# Data extract:
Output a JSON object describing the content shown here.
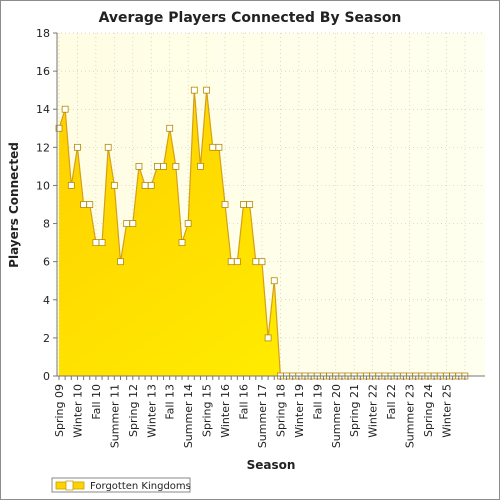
{
  "chart_data": {
    "type": "area",
    "title": "Average Players Connected By Season",
    "xlabel": "Season",
    "ylabel": "Players Connected",
    "ylim": [
      0,
      18
    ],
    "yticks": [
      0,
      2,
      4,
      6,
      8,
      10,
      12,
      14,
      16,
      18
    ],
    "grid": true,
    "legend_position": "bottom-left",
    "colors": {
      "area_top": "#ffd200",
      "area_bottom": "#fff200",
      "line": "#d4a017",
      "marker_fill": "#ffffff",
      "plot_bg_left": "#fffde6",
      "plot_bg_right": "#ffffee"
    },
    "x_labels_shown": [
      "Spring 09",
      "Winter 10",
      "Fall 10",
      "Summer 11",
      "Spring 12",
      "Winter 13",
      "Fall 13",
      "Summer 14",
      "Spring 15",
      "Winter 16",
      "Fall 16",
      "Summer 17",
      "Spring 18",
      "Winter 19",
      "Fall 19",
      "Summer 20",
      "Spring 21",
      "Winter 22",
      "Fall 22",
      "Summer 23",
      "Spring 24",
      "Winter 25"
    ],
    "series": [
      {
        "name": "Forgotten Kingdoms",
        "values": [
          13,
          14,
          10,
          12,
          9,
          9,
          7,
          7,
          12,
          10,
          6,
          8,
          8,
          11,
          10,
          10,
          11,
          11,
          13,
          11,
          7,
          8,
          15,
          11,
          15,
          12,
          12,
          9,
          6,
          6,
          9,
          9,
          6,
          6,
          2,
          5,
          0,
          0,
          0,
          0,
          0,
          0,
          0,
          0,
          0,
          0,
          0,
          0,
          0,
          0,
          0,
          0,
          0,
          0,
          0,
          0,
          0,
          0,
          0,
          0,
          0,
          0,
          0,
          0,
          0,
          0,
          0
        ]
      }
    ]
  }
}
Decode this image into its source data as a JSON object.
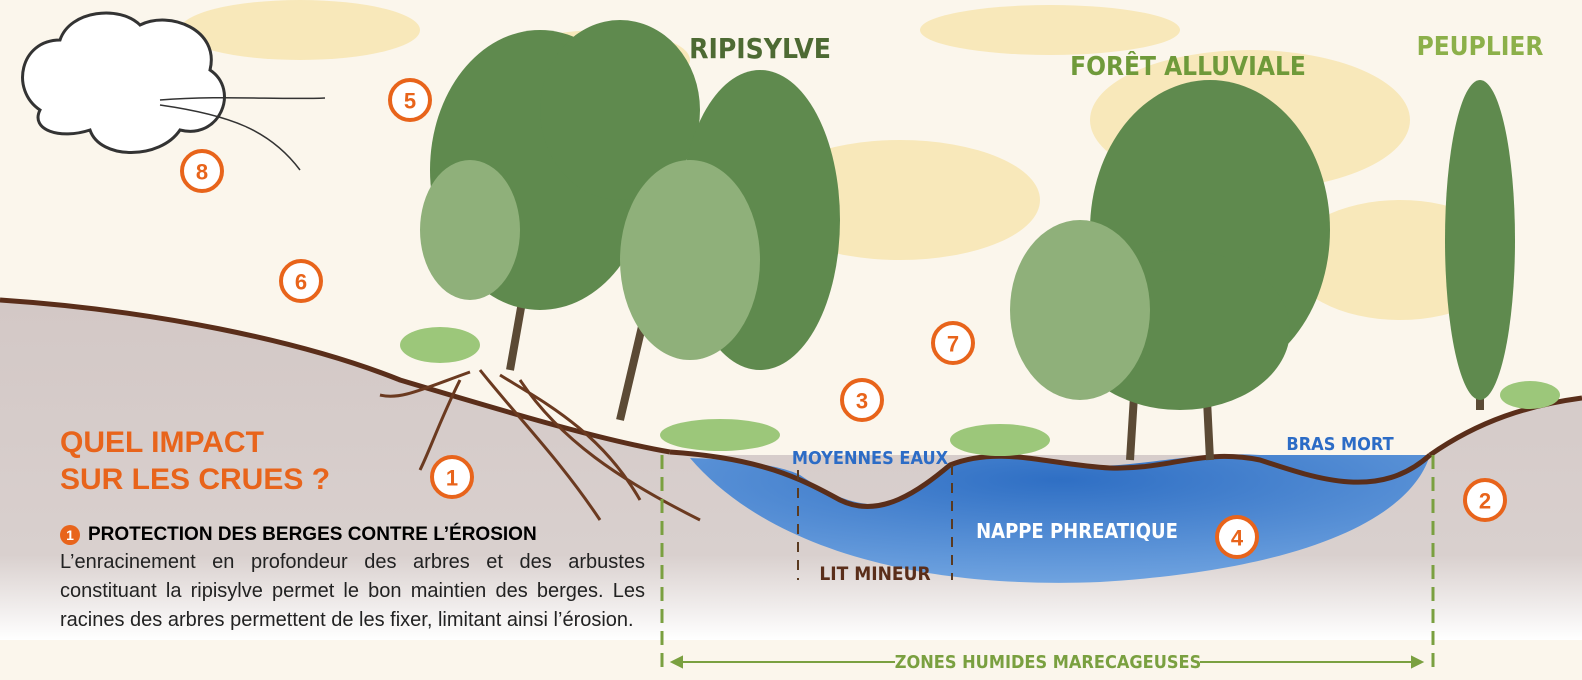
{
  "labels": {
    "ripisylve": "RIPISYLVE",
    "foret": "FORÊT ALLUVIALE",
    "peuplier": "PEUPLIER",
    "moyennes_eaux": "MOYENNES EAUX",
    "bras_mort": "BRAS MORT",
    "nappe": "NAPPE PHREATIQUE",
    "lit_mineur": "LIT MINEUR",
    "zones_humides": "ZONES HUMIDES MARECAGEUSES"
  },
  "markers": [
    "5",
    "8",
    "6",
    "7",
    "3",
    "1",
    "4",
    "2"
  ],
  "panel": {
    "heading": [
      "QUEL IMPACT",
      "SUR LES CRUES ?"
    ],
    "section_number": "1",
    "section_title": "PROTECTION DES BERGES CONTRE L’ÉROSION",
    "body": "L’enracinement en profondeur des arbres et des arbustes constituant la ripisylve permet le bon maintien des berges. Les racines des arbres permettent de les fixer, limitant ainsi l’érosion."
  }
}
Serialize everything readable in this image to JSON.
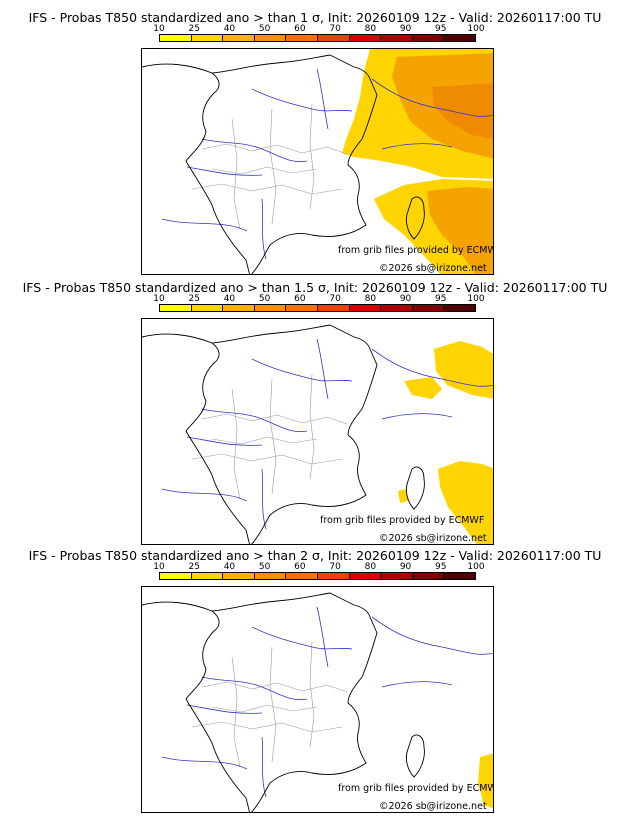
{
  "colors": {
    "scale": [
      "#ffff00",
      "#ffd700",
      "#ffb000",
      "#ff9000",
      "#ff7000",
      "#f24000",
      "#dd0000",
      "#b00000",
      "#800000",
      "#500000"
    ],
    "shading_primary": "#ffd400",
    "shading_secondary": "#f5a300",
    "shading_tertiary": "#ef8b00",
    "rivers": "#3333cc",
    "borders": "#000000",
    "regions": "#999999"
  },
  "colorbar_ticks": [
    "10",
    "25",
    "40",
    "50",
    "60",
    "70",
    "80",
    "90",
    "95",
    "100"
  ],
  "credits": {
    "source": "from grib files provided by ECMWF",
    "copyright": "©2026 sb@irizone.net"
  },
  "panels": [
    {
      "title": "IFS - Probas T850  standardized ano > than 1 σ, Init: 20260109 12z - Valid: 20260117:00 TU"
    },
    {
      "title": "IFS - Probas T850  standardized ano > than 1.5 σ, Init: 20260109 12z - Valid: 20260117:00 TU"
    },
    {
      "title": "IFS - Probas T850  standardized ano > than 2 σ, Init: 20260109 12z - Valid: 20260117:00 TU"
    }
  ]
}
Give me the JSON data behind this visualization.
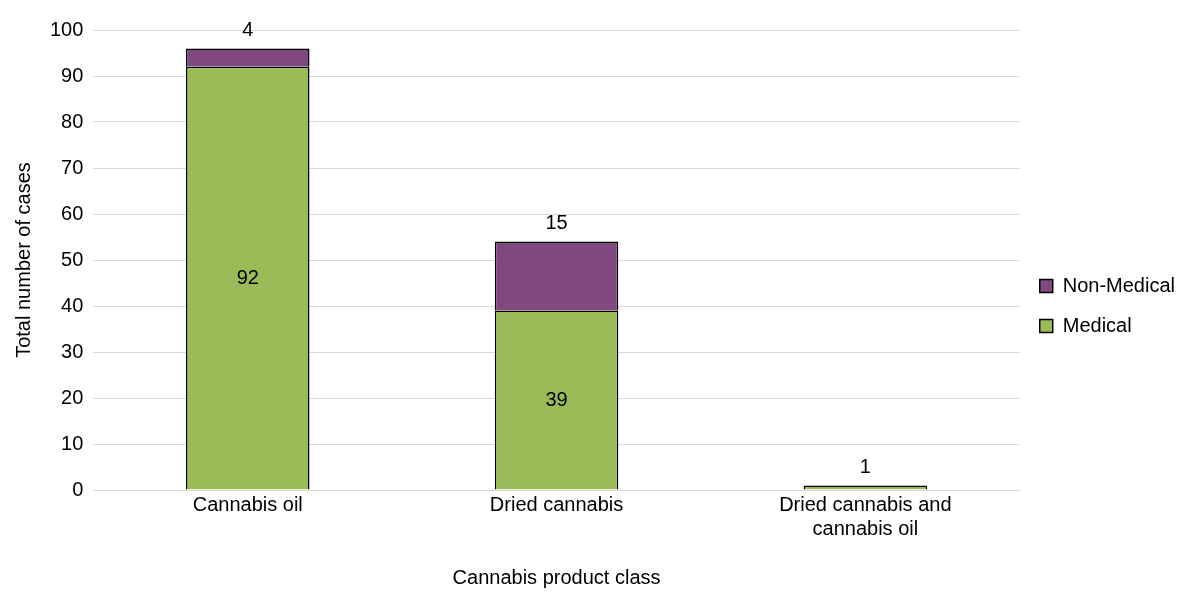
{
  "chart_data": {
    "type": "bar",
    "stacked": true,
    "xlabel": "Cannabis product class",
    "ylabel": "Total number of cases",
    "categories": [
      "Cannabis oil",
      "Dried cannabis",
      "Dried cannabis and cannabis oil"
    ],
    "series": [
      {
        "name": "Medical",
        "color": "#9bbb59",
        "values": [
          92,
          39,
          1
        ],
        "value_labels": [
          "92",
          "39",
          "1"
        ]
      },
      {
        "name": "Non-Medical",
        "color": "#7f497f",
        "values": [
          4,
          15,
          null
        ],
        "value_labels": [
          "4",
          "15",
          null
        ]
      }
    ],
    "ylim": [
      0,
      100
    ],
    "yticks": [
      0,
      10,
      20,
      30,
      40,
      50,
      60,
      70,
      80,
      90,
      100
    ],
    "grid": "y",
    "legend": "right"
  }
}
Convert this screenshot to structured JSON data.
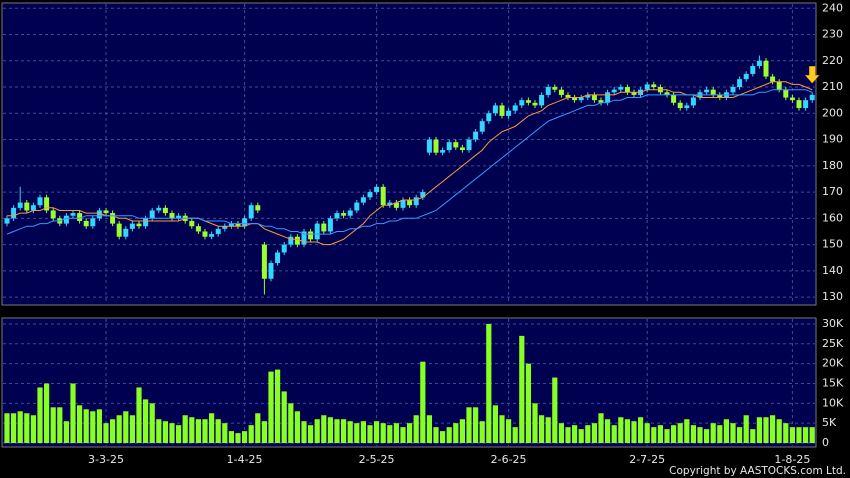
{
  "chart_data": [
    {
      "type": "candlestick",
      "up_color": "#33d6ff",
      "down_color": "#99ff33",
      "grid": true,
      "ylim": [
        127,
        242
      ],
      "yticks": [
        130,
        140,
        150,
        160,
        170,
        180,
        190,
        200,
        210,
        220,
        230,
        240
      ],
      "open": [
        158,
        160,
        164,
        166,
        163,
        165,
        168,
        163,
        160,
        158,
        161,
        162,
        159,
        157,
        160,
        163,
        162,
        158,
        153,
        156,
        158,
        157,
        160,
        163,
        164,
        162,
        160,
        161,
        159,
        157,
        155,
        153,
        154,
        156,
        157,
        158,
        157,
        160,
        165,
        150,
        137,
        143,
        147,
        150,
        153,
        150,
        155,
        152,
        158,
        155,
        160,
        162,
        161,
        163,
        166,
        168,
        170,
        172,
        165,
        166,
        164,
        167,
        165,
        168,
        185,
        190,
        185,
        186,
        189,
        187,
        186,
        190,
        193,
        197,
        200,
        203,
        199,
        201,
        203,
        205,
        204,
        203,
        207,
        210,
        209,
        207,
        206,
        205,
        206,
        207,
        205,
        204,
        208,
        209,
        210,
        208,
        207,
        209,
        211,
        210,
        208,
        207,
        204,
        202,
        203,
        206,
        208,
        209,
        207,
        206,
        208,
        210,
        213,
        215,
        218,
        220,
        214,
        212,
        209,
        206,
        205,
        202,
        205
      ],
      "high": [
        161,
        165,
        172,
        167,
        166,
        169,
        169,
        164,
        161,
        162,
        163,
        163,
        160,
        161,
        164,
        164,
        163,
        159,
        157,
        159,
        159,
        161,
        164,
        165,
        165,
        163,
        162,
        162,
        160,
        158,
        156,
        155,
        157,
        158,
        159,
        159,
        161,
        166,
        166,
        151,
        144,
        148,
        151,
        154,
        154,
        156,
        156,
        159,
        159,
        161,
        163,
        163,
        164,
        167,
        169,
        171,
        173,
        173,
        167,
        167,
        168,
        168,
        169,
        171,
        191,
        191,
        187,
        190,
        190,
        188,
        191,
        194,
        198,
        201,
        204,
        204,
        202,
        204,
        206,
        206,
        205,
        208,
        211,
        211,
        210,
        208,
        207,
        207,
        208,
        208,
        206,
        209,
        210,
        211,
        211,
        209,
        210,
        212,
        212,
        211,
        209,
        208,
        205,
        204,
        207,
        209,
        210,
        210,
        208,
        209,
        211,
        214,
        216,
        219,
        222,
        221,
        215,
        213,
        210,
        207,
        206,
        206,
        208
      ],
      "low": [
        157,
        159,
        163,
        162,
        162,
        164,
        162,
        159,
        157,
        157,
        160,
        158,
        156,
        156,
        159,
        161,
        157,
        152,
        152,
        155,
        156,
        156,
        159,
        162,
        161,
        159,
        159,
        158,
        156,
        154,
        152,
        152,
        153,
        155,
        156,
        156,
        156,
        159,
        162,
        131,
        136,
        142,
        146,
        149,
        149,
        149,
        151,
        151,
        154,
        154,
        159,
        160,
        160,
        162,
        165,
        167,
        169,
        164,
        164,
        163,
        163,
        164,
        164,
        167,
        184,
        184,
        184,
        185,
        186,
        185,
        185,
        189,
        192,
        196,
        199,
        198,
        198,
        200,
        202,
        203,
        202,
        202,
        206,
        208,
        206,
        205,
        204,
        204,
        205,
        204,
        203,
        203,
        207,
        208,
        207,
        206,
        206,
        208,
        209,
        207,
        206,
        203,
        201,
        201,
        202,
        205,
        207,
        206,
        205,
        205,
        207,
        209,
        212,
        214,
        217,
        213,
        211,
        208,
        205,
        204,
        201,
        201,
        204
      ],
      "close": [
        160,
        164,
        166,
        163,
        165,
        168,
        163,
        160,
        158,
        161,
        162,
        159,
        157,
        160,
        163,
        162,
        158,
        153,
        156,
        158,
        157,
        160,
        163,
        164,
        162,
        160,
        161,
        159,
        157,
        155,
        153,
        154,
        156,
        157,
        158,
        157,
        160,
        165,
        163,
        137,
        143,
        147,
        150,
        153,
        150,
        155,
        152,
        158,
        155,
        160,
        162,
        161,
        163,
        166,
        168,
        170,
        172,
        165,
        166,
        164,
        167,
        165,
        168,
        170,
        190,
        185,
        186,
        189,
        187,
        186,
        190,
        193,
        197,
        200,
        203,
        199,
        201,
        203,
        205,
        204,
        203,
        207,
        210,
        209,
        207,
        206,
        205,
        206,
        207,
        205,
        204,
        208,
        209,
        210,
        208,
        207,
        209,
        211,
        210,
        208,
        207,
        204,
        202,
        203,
        206,
        208,
        209,
        207,
        206,
        208,
        210,
        213,
        215,
        218,
        220,
        214,
        212,
        209,
        206,
        205,
        202,
        205,
        207
      ],
      "series": [
        {
          "color": "#ff9933",
          "values": [
            161,
            161,
            162,
            162,
            163,
            163,
            164,
            164,
            163,
            163,
            163,
            163,
            162,
            162,
            162,
            161,
            161,
            160,
            160,
            159,
            159,
            159,
            159,
            159,
            159,
            159,
            159,
            160,
            160,
            160,
            159,
            158,
            157,
            157,
            157,
            157,
            157,
            158,
            158,
            156,
            155,
            154,
            153,
            152,
            152,
            151,
            151,
            151,
            150,
            150,
            151,
            152,
            154,
            156,
            158,
            161,
            163,
            165,
            165,
            166,
            167,
            167,
            167,
            168,
            170,
            172,
            174,
            176,
            178,
            180,
            182,
            184,
            186,
            189,
            191,
            193,
            194,
            195,
            197,
            199,
            200,
            201,
            203,
            204,
            205,
            206,
            206,
            206,
            207,
            207,
            207,
            207,
            207,
            208,
            208,
            208,
            208,
            209,
            209,
            209,
            209,
            208,
            208,
            207,
            207,
            206,
            206,
            206,
            206,
            206,
            206,
            207,
            208,
            209,
            210,
            211,
            212,
            212,
            212,
            211,
            211,
            210,
            209
          ]
        },
        {
          "color": "#3399ff",
          "values": [
            154,
            155,
            156,
            157,
            157,
            158,
            158,
            159,
            159,
            160,
            160,
            160,
            161,
            161,
            161,
            161,
            161,
            161,
            161,
            161,
            160,
            160,
            160,
            160,
            160,
            160,
            160,
            160,
            160,
            160,
            159,
            159,
            159,
            159,
            158,
            158,
            158,
            158,
            158,
            157,
            157,
            156,
            156,
            155,
            155,
            154,
            154,
            154,
            154,
            154,
            155,
            155,
            156,
            156,
            157,
            157,
            158,
            158,
            159,
            159,
            160,
            160,
            160,
            161,
            162,
            163,
            165,
            167,
            169,
            171,
            173,
            175,
            177,
            179,
            181,
            183,
            185,
            187,
            189,
            191,
            193,
            195,
            197,
            198,
            199,
            200,
            201,
            202,
            203,
            203,
            204,
            204,
            205,
            205,
            206,
            206,
            206,
            207,
            207,
            207,
            207,
            207,
            207,
            207,
            207,
            207,
            207,
            207,
            207,
            207,
            207,
            207,
            207,
            207,
            208,
            208,
            209,
            209,
            209,
            209,
            209,
            209,
            208
          ]
        }
      ]
    },
    {
      "type": "bar",
      "color": "#88ff22",
      "grid": true,
      "ylim": [
        -1000,
        31500
      ],
      "yticks": [
        0,
        {
          "value": 5000,
          "label": "5K"
        },
        {
          "value": 10000,
          "label": "10K"
        },
        {
          "value": 15000,
          "label": "15K"
        },
        {
          "value": 20000,
          "label": "20K"
        },
        {
          "value": 25000,
          "label": "25K"
        },
        {
          "value": 30000,
          "label": "30K"
        }
      ],
      "categories": [
        null,
        null,
        null,
        null,
        null,
        null,
        null,
        null,
        null,
        null,
        null,
        null,
        null,
        null,
        null,
        "3-3-25",
        null,
        null,
        null,
        null,
        null,
        null,
        null,
        null,
        null,
        null,
        null,
        null,
        null,
        null,
        null,
        null,
        null,
        null,
        null,
        null,
        "1-4-25",
        null,
        null,
        null,
        null,
        null,
        null,
        null,
        null,
        null,
        null,
        null,
        null,
        null,
        null,
        null,
        null,
        null,
        null,
        null,
        "2-5-25",
        null,
        null,
        null,
        null,
        null,
        null,
        null,
        null,
        null,
        null,
        null,
        null,
        null,
        null,
        null,
        null,
        null,
        null,
        null,
        "2-6-25",
        null,
        null,
        null,
        null,
        null,
        null,
        null,
        null,
        null,
        null,
        null,
        null,
        null,
        null,
        null,
        null,
        null,
        null,
        null,
        null,
        "2-7-25",
        null,
        null,
        null,
        null,
        null,
        null,
        null,
        null,
        null,
        null,
        null,
        null,
        null,
        null,
        null,
        null,
        null,
        null,
        null,
        null,
        null,
        "1-8-25",
        null,
        null,
        null
      ],
      "values": [
        7500,
        7500,
        8000,
        7500,
        7000,
        14000,
        15000,
        9000,
        9000,
        5500,
        15000,
        9500,
        8500,
        8000,
        8500,
        5000,
        6000,
        7000,
        8000,
        7000,
        14000,
        11000,
        10000,
        6000,
        5500,
        5000,
        4500,
        7000,
        6500,
        6000,
        6000,
        7500,
        6000,
        5000,
        3000,
        2500,
        3000,
        4500,
        7500,
        5500,
        18000,
        18500,
        13000,
        10000,
        8000,
        5500,
        4500,
        6000,
        7000,
        6500,
        6000,
        6000,
        5500,
        5000,
        5500,
        4500,
        5500,
        5000,
        4500,
        5000,
        4000,
        5000,
        7000,
        20500,
        7000,
        4000,
        3000,
        4000,
        5000,
        6000,
        9000,
        9000,
        5500,
        30000,
        9500,
        7000,
        6000,
        4000,
        27000,
        20000,
        10000,
        7000,
        6500,
        16500,
        5000,
        4000,
        4500,
        3500,
        4500,
        5000,
        7500,
        6000,
        4500,
        6500,
        6000,
        5500,
        6500,
        5000,
        4000,
        4500,
        3500,
        4500,
        5000,
        6000,
        4500,
        4000,
        3500,
        5000,
        4500,
        6000,
        5000,
        4000,
        7000,
        3500,
        6500,
        6500,
        7000,
        6000,
        5000,
        4000,
        4000,
        4000,
        4000
      ]
    }
  ],
  "copyright": "Copyright by AASTOCKS.com Ltd."
}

# Goal:
Count every line of the records that holds the string "Spring". Write only the total.

# Answer for the task:
6